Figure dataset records
==========
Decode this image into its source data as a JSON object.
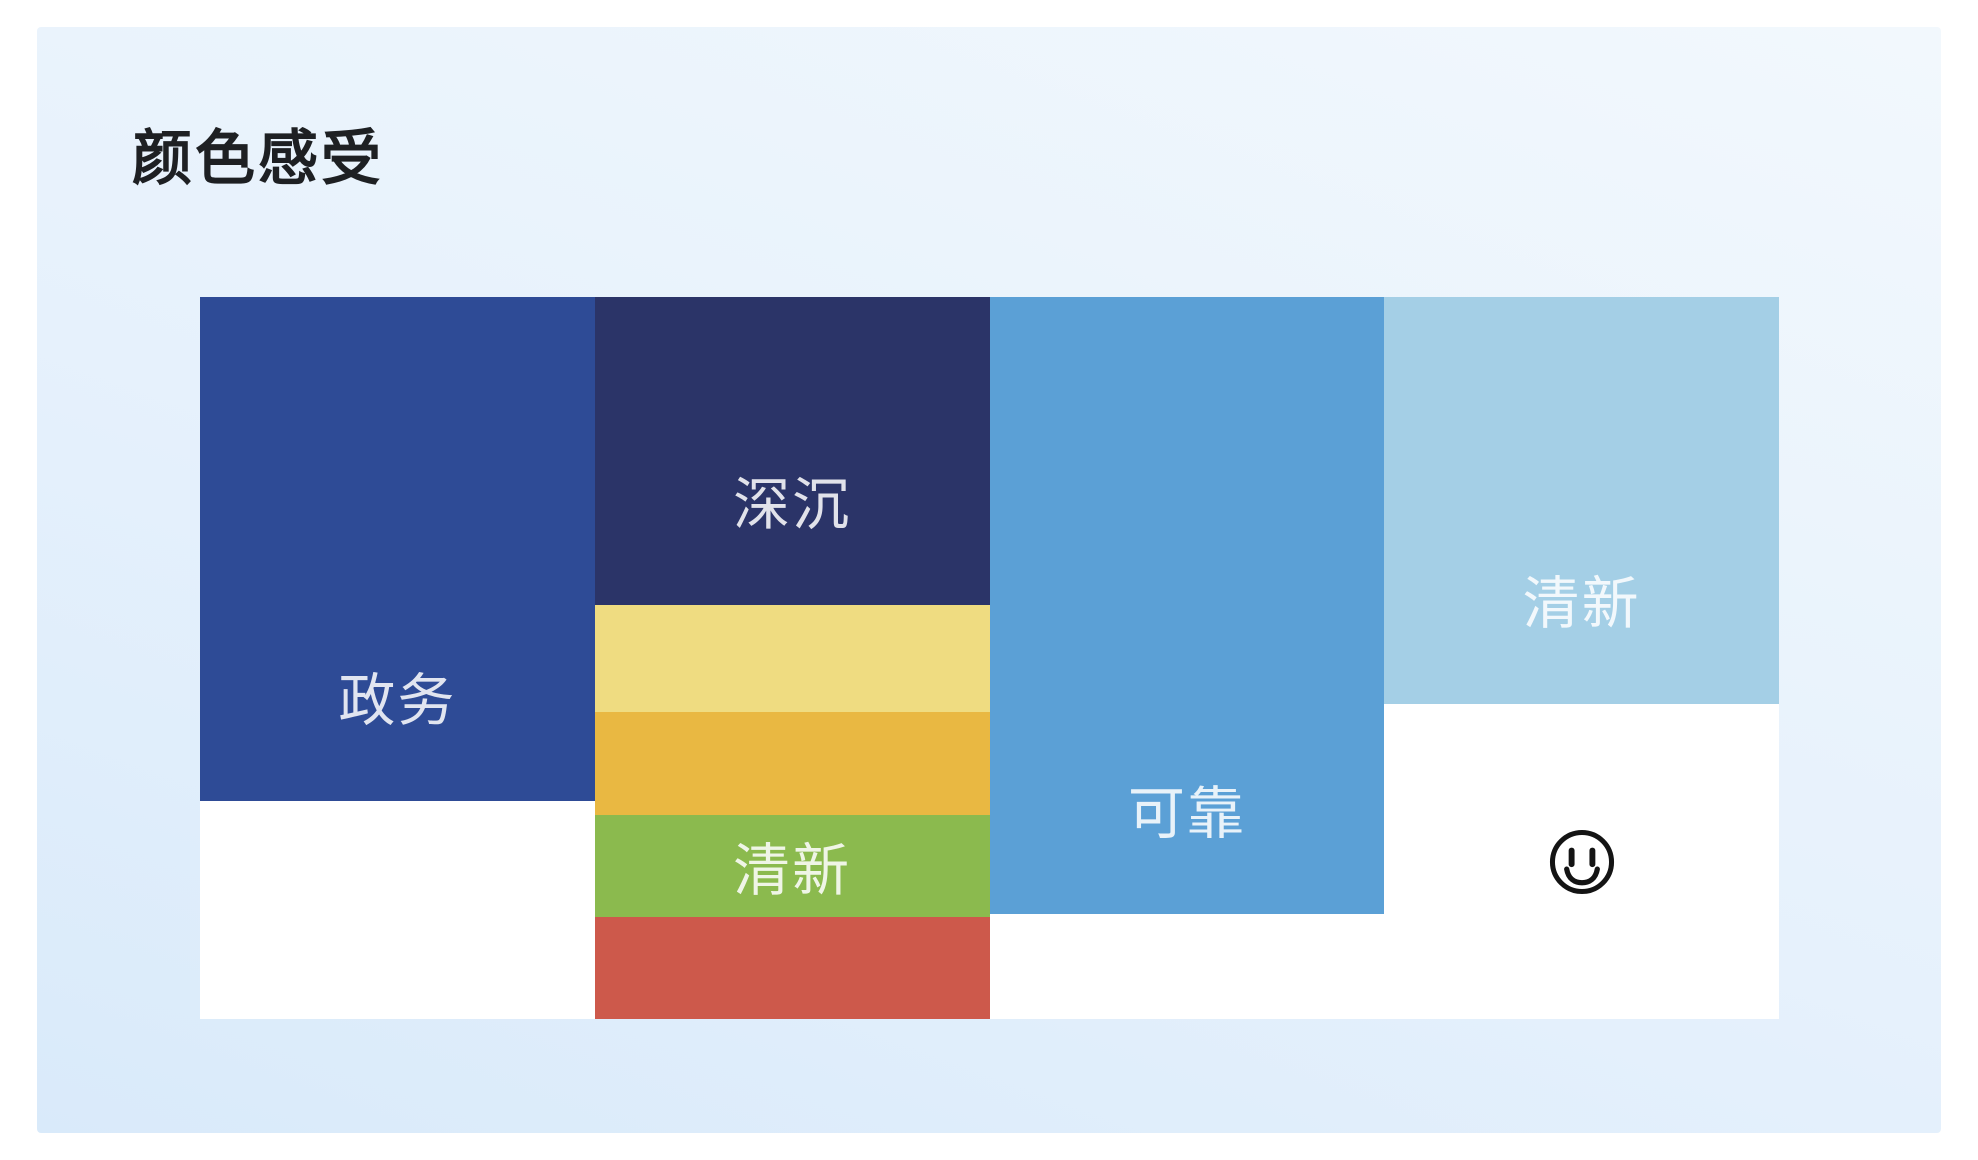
{
  "title": "颜色感受",
  "colors": {
    "page_bg": "#ffffff",
    "panel_top": "#f2f8fd",
    "panel_bottom": "#d9eafa",
    "board_bg": "#ffffff",
    "title": "#1e2023",
    "label": "rgba(255,255,255,0.86)",
    "smiley": "#141414"
  },
  "board": {
    "columns": [
      {
        "blocks": [
          {
            "label": "政务",
            "color": "#2e4b96",
            "height": "69.8%",
            "align": "bottom"
          }
        ]
      },
      {
        "blocks": [
          {
            "label": "深沉",
            "color": "#2b3468",
            "height": "42.7%",
            "align": "bottom"
          },
          {
            "label": "",
            "color": "#efdc81",
            "height": "14.8%"
          },
          {
            "label": "",
            "color": "#e9b842",
            "height": "14.3%"
          },
          {
            "label": "清新",
            "color": "#8bba4e",
            "height": "14.1%",
            "align": "center"
          },
          {
            "label": "",
            "color": "#cd594b",
            "height": "14.1%"
          }
        ]
      },
      {
        "blocks": [
          {
            "label": "可靠",
            "color": "#5ba0d6",
            "height": "85.5%",
            "align": "bottom"
          }
        ]
      },
      {
        "blocks": [
          {
            "label": "清新",
            "color": "#a4cfe6",
            "height": "56.4%",
            "align": "bottom"
          }
        ],
        "icon": "smiley-face"
      }
    ]
  }
}
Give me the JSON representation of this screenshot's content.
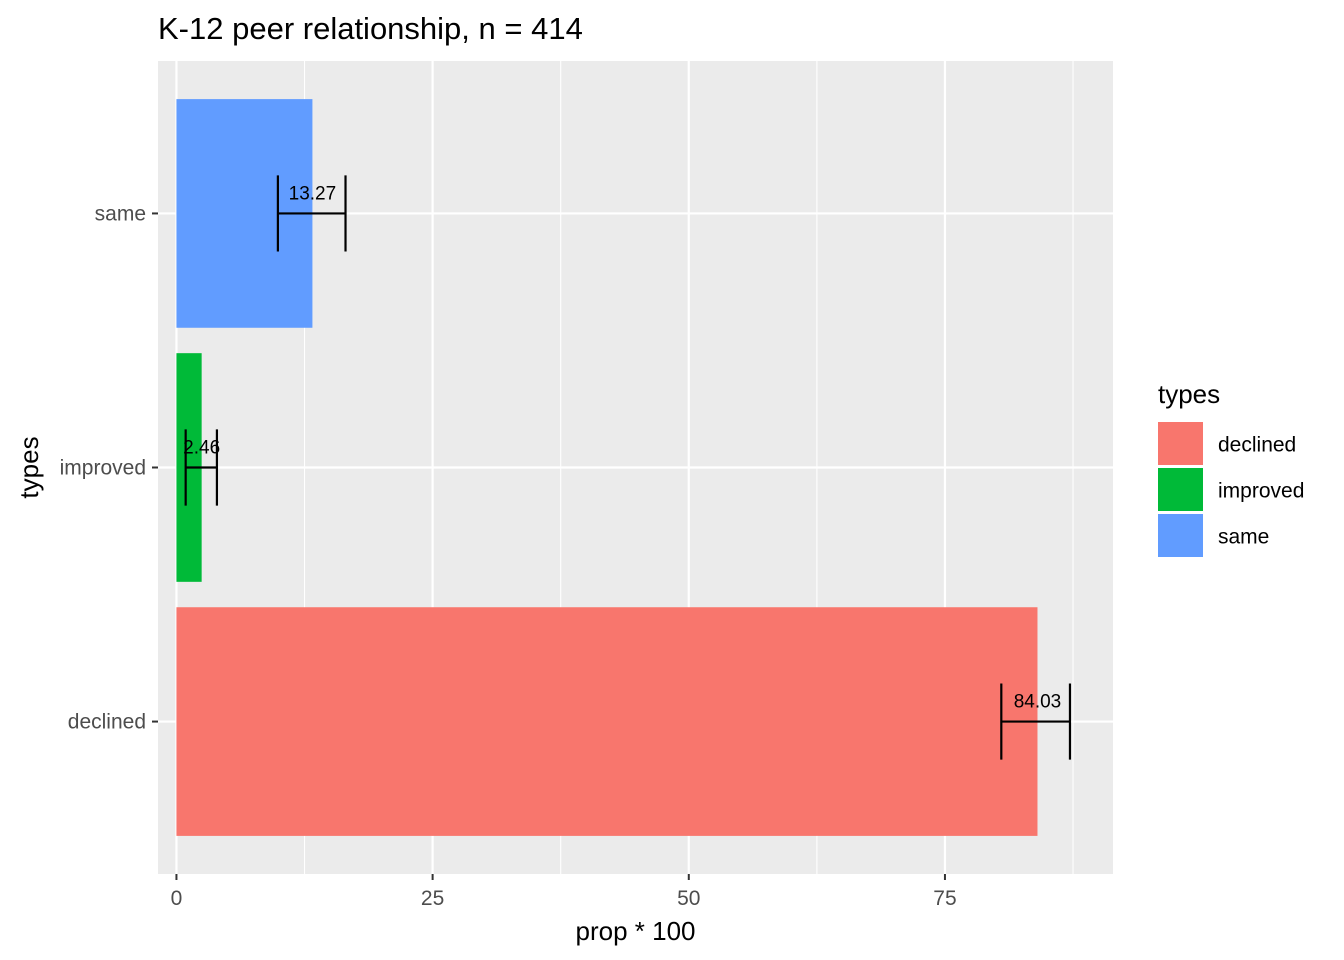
{
  "chart_data": {
    "type": "bar",
    "orientation": "horizontal",
    "title": "K-12 peer relationship, n = 414",
    "xlabel": "prop * 100",
    "ylabel": "types",
    "categories": [
      "declined",
      "improved",
      "same"
    ],
    "values": [
      84.03,
      2.46,
      13.27
    ],
    "value_labels": [
      "84.03",
      "2.46",
      "13.27"
    ],
    "error_bars": [
      {
        "low": 80.5,
        "high": 87.2
      },
      {
        "low": 0.9,
        "high": 3.95
      },
      {
        "low": 9.9,
        "high": 16.5
      }
    ],
    "colors": [
      "#F8766D",
      "#00BA38",
      "#619CFF"
    ],
    "xlim": [
      -1.8,
      91.4
    ],
    "xticks": [
      0,
      25,
      50,
      75
    ],
    "xtick_labels": [
      "0",
      "25",
      "50",
      "75"
    ],
    "grid": true,
    "legend": {
      "title": "types",
      "position": "right",
      "entries": [
        "declined",
        "improved",
        "same"
      ]
    }
  }
}
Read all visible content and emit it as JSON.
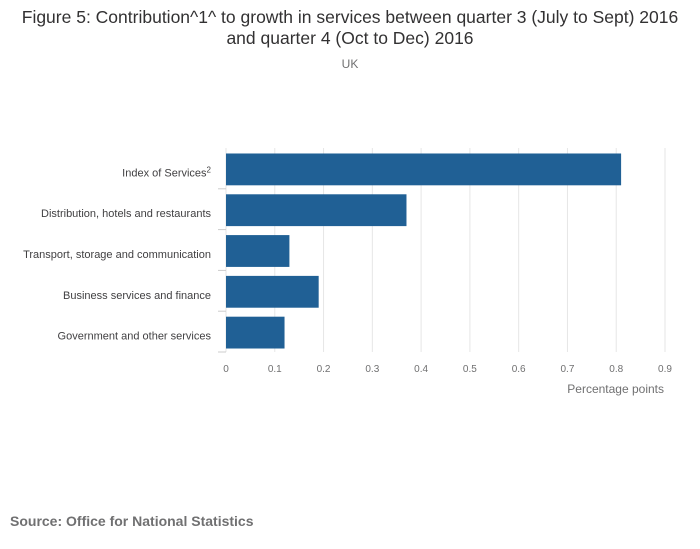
{
  "title": "Figure 5: Contribution^1^ to growth in services between quarter 3 (July to Sept) 2016 and quarter 4 (Oct to Dec) 2016",
  "subtitle": "UK",
  "source": "Source: Office for National Statistics",
  "chart_data": {
    "type": "bar",
    "orientation": "horizontal",
    "categories": [
      "Index of Services",
      "Distribution, hotels and restaurants",
      "Transport, storage and communication",
      "Business services and finance",
      "Government and other services"
    ],
    "category_superscripts": [
      "2",
      "",
      "",
      "",
      ""
    ],
    "values": [
      0.81,
      0.37,
      0.13,
      0.19,
      0.12
    ],
    "xlabel": "Percentage points",
    "ylabel": "",
    "xlim": [
      0,
      0.9
    ],
    "xticks": [
      "0",
      "0.1",
      "0.2",
      "0.3",
      "0.4",
      "0.5",
      "0.6",
      "0.7",
      "0.8",
      "0.9"
    ],
    "grid": true,
    "bar_color": "#206095"
  }
}
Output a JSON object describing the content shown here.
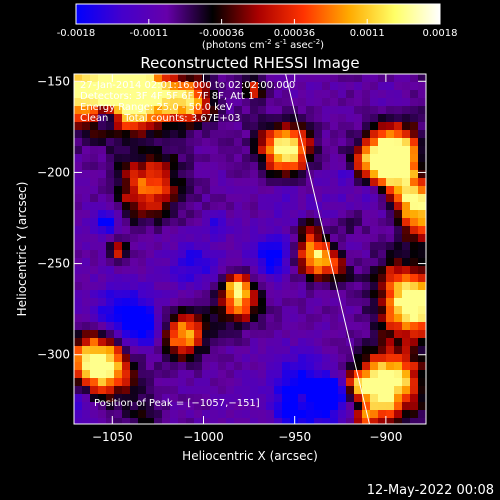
{
  "colorbar": {
    "ticks": [
      "-0.0018",
      "-0.0011",
      "-0.00036",
      "0.00036",
      "0.0011",
      "0.0018"
    ],
    "units": "(photons cm",
    "units_sup1": "-2",
    "units_mid": " s",
    "units_sup2": "-1",
    "units_end": " asec",
    "units_sup3": "-2",
    "units_close": ")",
    "colormap": [
      "#0000ff",
      "#4400cc",
      "#6600aa",
      "#000000",
      "#aa0000",
      "#ff3300",
      "#ffaa00",
      "#ffff66",
      "#ffffff"
    ]
  },
  "chart_data": {
    "type": "heatmap",
    "title": "Reconstructed RHESSI Image",
    "xlabel": "Heliocentric X (arcsec)",
    "ylabel": "Heliocentric Y (arcsec)",
    "xlim": [
      -1071,
      -878
    ],
    "ylim": [
      -338,
      -146
    ],
    "x_ticks": [
      -1050,
      -1000,
      -950,
      -900
    ],
    "y_ticks": [
      -150,
      -200,
      -250,
      -300
    ],
    "x_tick_labels": [
      "−1050",
      "−1000",
      "−950",
      "−900"
    ],
    "y_tick_labels": [
      "−150",
      "−200",
      "−250",
      "−300"
    ],
    "annotations": [
      "27-Jan-2014 02:01:16.000 to 02:02:00.000",
      "Detectors: 3F 4F 5F 6F 7F 8F, Att 1",
      "Energy Range: 25.0 - 50.0 keV",
      "Clean     Total counts: 3.67E+03"
    ],
    "peak_label": "Position of Peak = [−1057,−151]",
    "peak": [
      -1057,
      -151
    ],
    "limb_line": [
      [
        -955,
        -146
      ],
      [
        -909,
        -338
      ]
    ],
    "grid": false
  },
  "footer": {
    "date": "12-May-2022 00:08"
  }
}
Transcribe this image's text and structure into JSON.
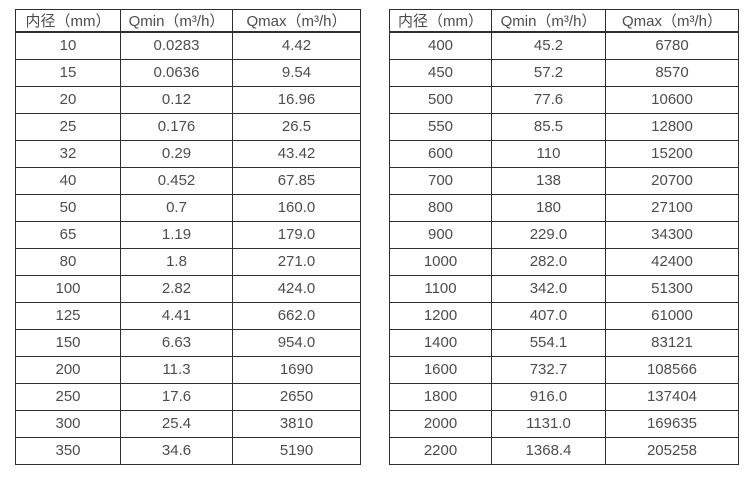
{
  "page": {
    "background": "#ffffff",
    "text_color": "#4d4d4d",
    "border_color": "#2f2f2f"
  },
  "chart_data": [
    {
      "type": "table",
      "title": "",
      "columns": [
        "内径（mm）",
        "Qmin（m³/h）",
        "Qmax（m³/h）"
      ],
      "rows": [
        [
          "10",
          "0.0283",
          "4.42"
        ],
        [
          "15",
          "0.0636",
          "9.54"
        ],
        [
          "20",
          "0.12",
          "16.96"
        ],
        [
          "25",
          "0.176",
          "26.5"
        ],
        [
          "32",
          "0.29",
          "43.42"
        ],
        [
          "40",
          "0.452",
          "67.85"
        ],
        [
          "50",
          "0.7",
          "160.0"
        ],
        [
          "65",
          "1.19",
          "179.0"
        ],
        [
          "80",
          "1.8",
          "271.0"
        ],
        [
          "100",
          "2.82",
          "424.0"
        ],
        [
          "125",
          "4.41",
          "662.0"
        ],
        [
          "150",
          "6.63",
          "954.0"
        ],
        [
          "200",
          "11.3",
          "1690"
        ],
        [
          "250",
          "17.6",
          "2650"
        ],
        [
          "300",
          "25.4",
          "3810"
        ],
        [
          "350",
          "34.6",
          "5190"
        ]
      ]
    },
    {
      "type": "table",
      "title": "",
      "columns": [
        "内径（mm）",
        "Qmin（m³/h）",
        "Qmax（m³/h）"
      ],
      "rows": [
        [
          "400",
          "45.2",
          "6780"
        ],
        [
          "450",
          "57.2",
          "8570"
        ],
        [
          "500",
          "77.6",
          "10600"
        ],
        [
          "550",
          "85.5",
          "12800"
        ],
        [
          "600",
          "110",
          "15200"
        ],
        [
          "700",
          "138",
          "20700"
        ],
        [
          "800",
          "180",
          "27100"
        ],
        [
          "900",
          "229.0",
          "34300"
        ],
        [
          "1000",
          "282.0",
          "42400"
        ],
        [
          "1100",
          "342.0",
          "51300"
        ],
        [
          "1200",
          "407.0",
          "61000"
        ],
        [
          "1400",
          "554.1",
          "83121"
        ],
        [
          "1600",
          "732.7",
          "108566"
        ],
        [
          "1800",
          "916.0",
          "137404"
        ],
        [
          "2000",
          "1131.0",
          "169635"
        ],
        [
          "2200",
          "1368.4",
          "205258"
        ]
      ]
    }
  ]
}
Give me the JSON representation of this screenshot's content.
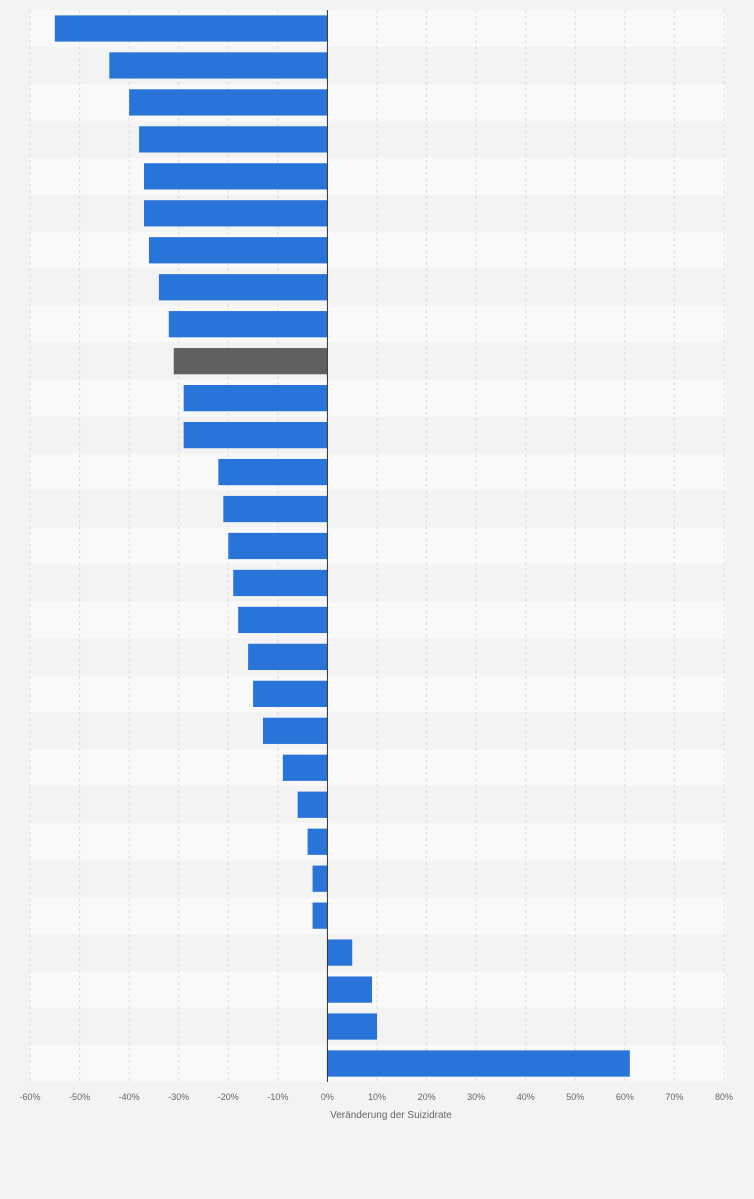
{
  "chart_data": {
    "type": "bar",
    "orientation": "horizontal",
    "title": "",
    "xlabel": "Veränderung der Suizidrate",
    "ylabel": "",
    "xlim": [
      -60,
      80
    ],
    "xticks": [
      -60,
      -50,
      -40,
      -30,
      -20,
      -10,
      0,
      10,
      20,
      30,
      40,
      50,
      60,
      70,
      80
    ],
    "tick_labels": [
      "-60%",
      "-50%",
      "-40%",
      "-30%",
      "-20%",
      "-10%",
      "0%",
      "10%",
      "20%",
      "30%",
      "40%",
      "50%",
      "60%",
      "70%",
      "80%"
    ],
    "grid": true,
    "legend": "none",
    "values": [
      -55,
      -44,
      -40,
      -38,
      -37,
      -37,
      -36,
      -34,
      -32,
      -31,
      -29,
      -29,
      -22,
      -21,
      -20,
      -19,
      -18,
      -16,
      -15,
      -13,
      -9,
      -6,
      -4,
      -3,
      -3,
      5,
      9,
      10,
      61
    ],
    "highlight_index": 9,
    "colors": {
      "bar": "#2874d9",
      "highlight": "#606060",
      "band_light": "#f9f9f9",
      "band_dark": "#f3f3f3",
      "grid": "#dcdcdc",
      "zero_line": "#333333",
      "text": "#666666"
    }
  }
}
==========
**Directions:** Write down only how many lines in the listing contain the word "arcsec".

**Response to the exercise:** 2